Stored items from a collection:
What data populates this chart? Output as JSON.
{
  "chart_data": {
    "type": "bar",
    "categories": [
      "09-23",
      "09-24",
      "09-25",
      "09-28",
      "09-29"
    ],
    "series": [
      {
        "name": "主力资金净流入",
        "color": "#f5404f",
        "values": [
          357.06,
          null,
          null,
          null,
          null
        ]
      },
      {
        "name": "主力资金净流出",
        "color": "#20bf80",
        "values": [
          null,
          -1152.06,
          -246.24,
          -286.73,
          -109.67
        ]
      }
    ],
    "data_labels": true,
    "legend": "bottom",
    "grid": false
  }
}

The task:
Each line of the listing should be copied exactly.

Solution for this problem:
What data populates this chart? Output as JSON.
{
  "chart_data": {
    "type": "bar",
    "categories": [
      "09-23",
      "09-24",
      "09-25",
      "09-28",
      "09-29"
    ],
    "series": [
      {
        "name": "主力资金净流入",
        "color": "#f5404f",
        "values": [
          357.06,
          null,
          null,
          null,
          null
        ]
      },
      {
        "name": "主力资金净流出",
        "color": "#20bf80",
        "values": [
          null,
          -1152.06,
          -246.24,
          -286.73,
          -109.67
        ]
      }
    ],
    "data_labels": true,
    "legend": "bottom",
    "grid": false
  }
}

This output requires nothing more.